WHAT YOU WILL DO -
1. Please rewrite the NISOD and ACUE article starting at "The recent collaboration" and ending at "expertise, leaders say.", replacing "unifying mission" with "shared purpose".
2. Continue the article on the NISOD and ACUE partnership from its last sentence.

TEXT BLOCK -
..........

Community and Technical College Faculty and Students to Benefit from NISOD, ACUE Collaboration | Diverse: Issues in Higher Education

Native American leaders and organizations point out that there is high demand for educators at Tribal Colleges and Universities (TCUs) as the institutions seek to prepare their students to become nationbuilders and sustain the history and vibrancy of Native cultures and languages.
 
Photo: Dr. Jonathan Gyurko

The recent collaboration between the National Institute for Staff and Organizational Development (NISOD) and the Association of College and University Educators (ACUE) is guided by a unifying mission: that the practice of teaching should be taken as seriously as the practice of research, service and subject-matter expertise, leaders say.

“Every major profession takes its practice seriously,” says Dr. Jonathan Gyurko, chief executive officer and founder of ACUE, conjuring to mind attorneys studying to pass the bar exam or physicians training to pass their board exams. “Once on the job, teaching centers across the country do a phenomenal job of supporting faculty. But they’ve often not had the resources to provide comprehensive support across all of the areas of practice that we know constitute effective teaching and stronger student outcomes.” 

While NISOD and ACUE had not initially established a set number of educators the organizations hope to serve at the time their partnership was announced in early November, leaders point out that there are more than 1.5 million educators working in higher education today. Nearly one million of those educators are not tenure or tenure-track, Gyurko says. 

They may be contingent or adjunct or lectures. Their primary job is to teach. Their only job is to teach,” he says. And because community and technical colleges are largely teaching institutions, “we think that this [partnership] will have particular benefit for those students as their faculty deepen and refine their teaching practices,” he says.

..........

DATA SECTION -
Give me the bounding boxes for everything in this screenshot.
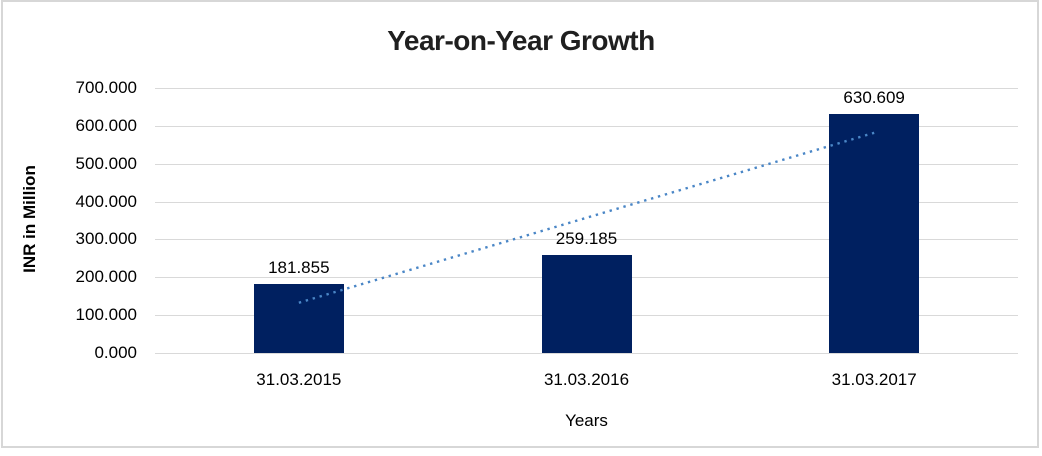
y-tick-label: 300.000 xyxy=(75,229,137,249)
plot-area: 181.855 259.185 630.609 xyxy=(155,88,1018,354)
bar-31.03.2015 xyxy=(253,284,344,353)
gridline xyxy=(155,88,1018,89)
x-axis-tick-labels: 31.03.2015 31.03.2016 31.03.2017 xyxy=(155,371,1018,391)
y-tick-label: 500.000 xyxy=(75,153,137,173)
chart-title: Year-on-Year Growth xyxy=(387,25,655,56)
x-axis-title: Years xyxy=(565,411,608,430)
gridline xyxy=(155,239,1018,241)
bar-31.03.2016 xyxy=(541,254,632,353)
bar-value-label: 630.609 xyxy=(843,88,905,108)
trendline xyxy=(298,131,875,304)
gridline xyxy=(155,163,1018,165)
bar-series: 181.855 259.185 630.609 xyxy=(155,88,1018,353)
x-tick-label: 31.03.2015 xyxy=(256,370,342,389)
gridline xyxy=(155,353,1018,354)
bar-value-label: 181.855 xyxy=(268,258,330,278)
y-tick-label: 600.000 xyxy=(75,115,137,135)
bar-value-label: 259.185 xyxy=(555,228,618,248)
y-tick-label: 700.000 xyxy=(75,78,137,97)
y-tick-label: 200.000 xyxy=(75,267,137,287)
bar-31.03.2017 xyxy=(829,114,920,353)
gridline xyxy=(155,125,1018,127)
x-tick-label: 31.03.2017 xyxy=(831,370,917,389)
y-tick-label: 400.000 xyxy=(75,191,137,211)
y-axis-tick-labels: 700.000 600.000 500.000 400.000 300.000 200.0… xyxy=(0,79,155,362)
y-tick-label: 0.000 xyxy=(94,343,137,362)
x-tick-label: 31.03.2016 xyxy=(543,370,630,389)
gridline xyxy=(155,201,1018,203)
y-tick-label: 100.000 xyxy=(75,305,137,325)
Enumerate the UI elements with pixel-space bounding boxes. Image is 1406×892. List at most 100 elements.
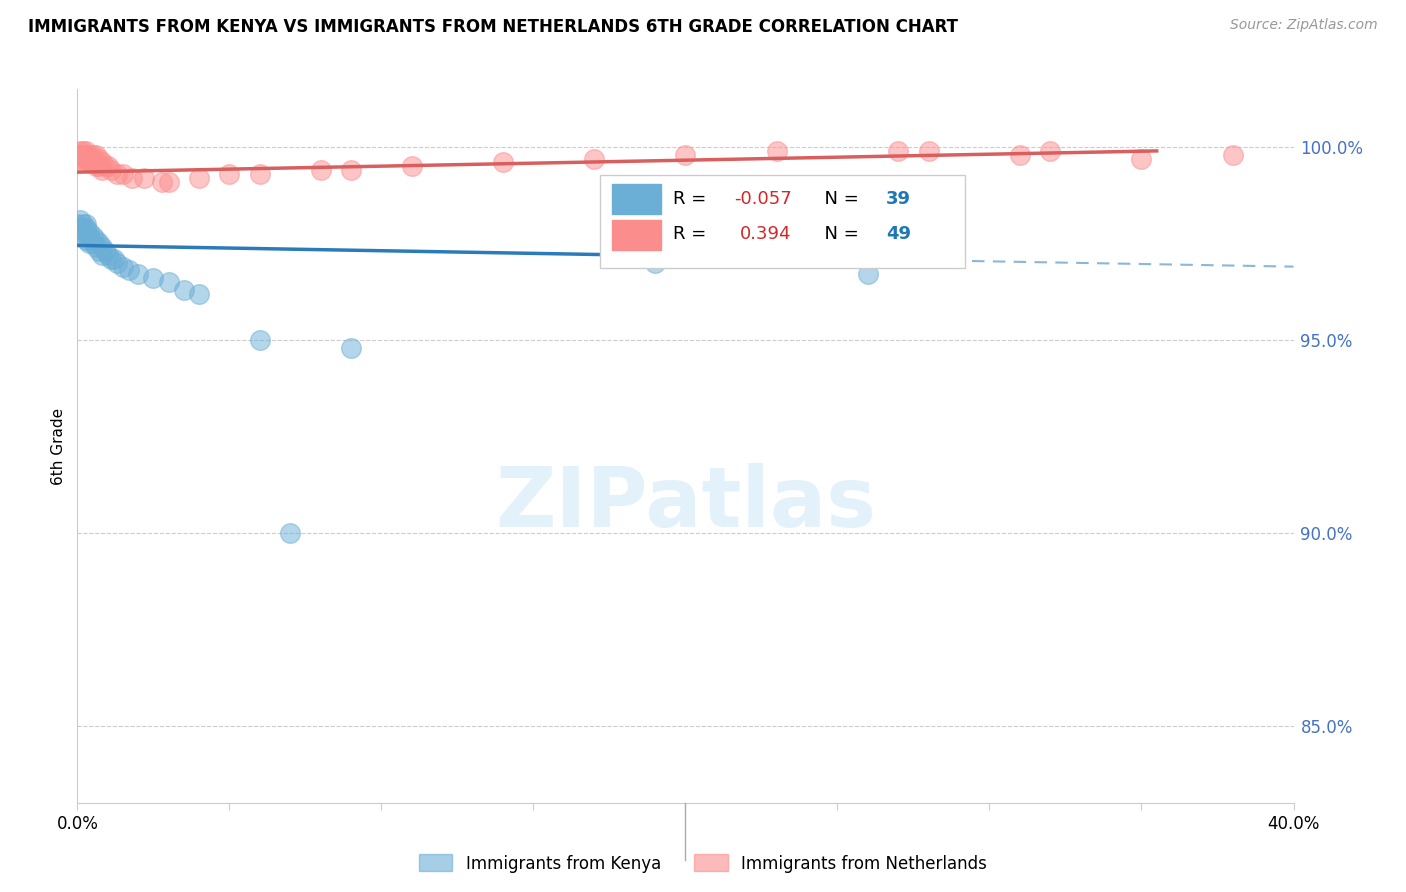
- Point: [111, 167, 134, 181]
- Point: [1008, 148, 1031, 162]
- Point: [84, 159, 107, 173]
- Point: [249, 333, 271, 347]
- Point: [84, 148, 107, 162]
- Point: [87, 159, 110, 173]
- Point: [75, 225, 97, 239]
- Point: [72, 221, 94, 235]
- Point: [1039, 144, 1062, 158]
- Point: [82, 236, 104, 251]
- Point: [90, 248, 112, 262]
- Point: [82, 148, 104, 162]
- Point: [97, 159, 120, 173]
- Text: R =: R =: [673, 190, 713, 208]
- Point: [340, 341, 363, 355]
- Point: [79, 228, 101, 243]
- Point: [173, 283, 195, 297]
- Point: [72, 225, 94, 239]
- Point: [69, 148, 91, 162]
- Text: -0.057: -0.057: [734, 190, 792, 208]
- Point: [82, 155, 104, 169]
- Text: IMMIGRANTS FROM KENYA VS IMMIGRANTS FROM NETHERLANDS 6TH GRADE CORRELATION CHART: IMMIGRANTS FROM KENYA VS IMMIGRANTS FROM…: [28, 18, 957, 36]
- Point: [100, 163, 122, 178]
- Point: [152, 175, 174, 189]
- Point: [69, 144, 91, 158]
- Point: [118, 263, 141, 277]
- Point: [1130, 152, 1153, 166]
- Point: [401, 159, 423, 173]
- Point: [157, 275, 180, 289]
- Text: 0.394: 0.394: [740, 225, 792, 243]
- Point: [79, 148, 101, 162]
- Point: [887, 144, 910, 158]
- Point: [90, 163, 112, 178]
- Point: [66, 217, 89, 231]
- Point: [765, 144, 787, 158]
- Point: [75, 152, 97, 166]
- Point: [142, 271, 165, 285]
- Point: [82, 152, 104, 166]
- Point: [93, 244, 115, 259]
- FancyBboxPatch shape: [600, 175, 965, 268]
- Point: [79, 152, 101, 166]
- Point: [127, 268, 149, 282]
- Point: [75, 144, 97, 158]
- Point: [84, 233, 107, 247]
- Point: [188, 170, 211, 185]
- Point: [69, 213, 91, 227]
- Text: N =: N =: [813, 190, 865, 208]
- Point: [79, 225, 101, 239]
- Point: [188, 286, 211, 301]
- Point: [84, 155, 107, 169]
- Point: [87, 152, 110, 166]
- Point: [84, 240, 107, 254]
- Text: Source: ZipAtlas.com: Source: ZipAtlas.com: [1230, 18, 1378, 32]
- Point: [134, 170, 156, 185]
- Point: [583, 152, 606, 166]
- Point: [93, 159, 115, 173]
- Point: [121, 170, 143, 185]
- Point: [75, 148, 97, 162]
- Point: [69, 221, 91, 235]
- Point: [72, 217, 94, 231]
- Y-axis label: 6th Grade: 6th Grade: [51, 408, 66, 484]
- Point: [105, 256, 128, 270]
- Point: [72, 228, 94, 243]
- Point: [675, 148, 697, 162]
- Point: [72, 144, 94, 158]
- FancyBboxPatch shape: [613, 219, 661, 250]
- Text: R =: R =: [673, 225, 718, 243]
- FancyBboxPatch shape: [613, 184, 661, 214]
- Point: [157, 175, 180, 189]
- Point: [856, 268, 879, 282]
- Text: ZIPatlas: ZIPatlas: [495, 463, 876, 543]
- Point: [72, 155, 94, 169]
- Point: [644, 256, 666, 270]
- Legend: Immigrants from Kenya, Immigrants from Netherlands: Immigrants from Kenya, Immigrants from N…: [412, 847, 994, 880]
- Point: [79, 155, 101, 169]
- Point: [66, 148, 89, 162]
- Point: [82, 228, 104, 243]
- Point: [918, 144, 941, 158]
- Text: 49: 49: [886, 225, 911, 243]
- Point: [249, 167, 271, 181]
- Text: 39: 39: [886, 190, 911, 208]
- Point: [69, 152, 91, 166]
- Point: [75, 217, 97, 231]
- Point: [87, 236, 110, 251]
- Point: [100, 252, 122, 266]
- Point: [72, 152, 94, 166]
- Point: [72, 148, 94, 162]
- Point: [105, 167, 128, 181]
- Point: [90, 155, 112, 169]
- Point: [1222, 148, 1244, 162]
- Point: [75, 233, 97, 247]
- Point: [87, 244, 110, 259]
- Point: [75, 221, 97, 235]
- Point: [103, 252, 125, 266]
- Text: N =: N =: [813, 225, 865, 243]
- Point: [218, 167, 240, 181]
- Point: [340, 163, 363, 178]
- Point: [111, 260, 134, 274]
- Point: [492, 155, 515, 169]
- Point: [278, 525, 301, 540]
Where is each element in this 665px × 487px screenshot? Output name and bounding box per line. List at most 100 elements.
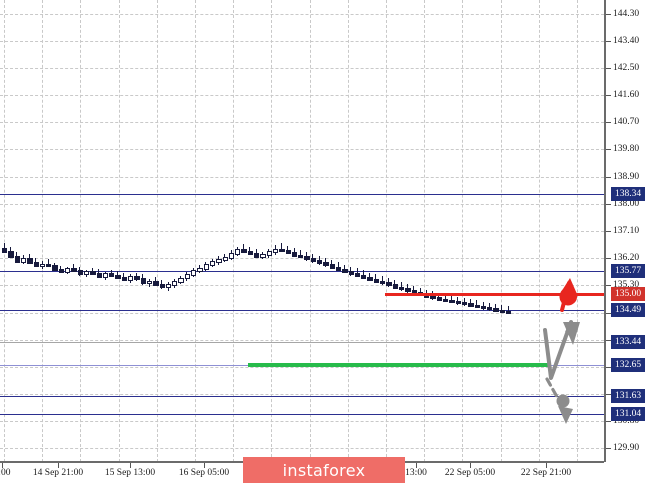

..........

ANSWERS PROVIDED -
1.
The recent collaboration between the National Institute for Staff and Organizational Development (NISOD) and the Association of College and University Educators (ACUE) is guided by a shared purpose: that the practice of teaching should be taken as seriously as the practice of research, service and subject-matter expertise, leaders say.

2.
Research shows that community and technical colleges serve significant populations of students of color, underprepared students and adult learners, making NISOD and ACUE’s collaboration all the more relevant in addressing the needs of evolving higher education populations...

ACUE’s efforts to enhance professional development and training for faculty revolve around the organization’s “Effective Practice Framework.”  

“That framework is based on 40 years of research from the scholarship of teaching and learning, as well as the scholarship from neuroscience and the learning sciences,” Gyurko says. 

The framework – and the teaching competencies under each major area of practice – touches on several areas:

-Designing and structuring an effective course and class that is consistent with brain science and that sustains students’ learning experience across multiple weeks;
-Evidence-based practices around establishing a productive and engaging learning environment that is civil and welcoming, supportive to the needs of students, especially underprepared students, and more broadly, helps students persist;
-Utilizing active learning techniques so that students are constructing their own knowledge;
-Promoting higher order thinking to ensure students become “self-managing, metacognitive learners,” Gyurko says; and
-Assessing to inform instruction and also to promote learning and refine teaching for students and faculty in real-time.
 
In addition, ACUE uses data to evaluate the effects of teacher development and training opportunities on student outcomes, Leach says, adding that it was reassuring for his organization to know that the American Council on Education (ACE) and Quality Matters have given ACUE’s work a “stamp of approval.”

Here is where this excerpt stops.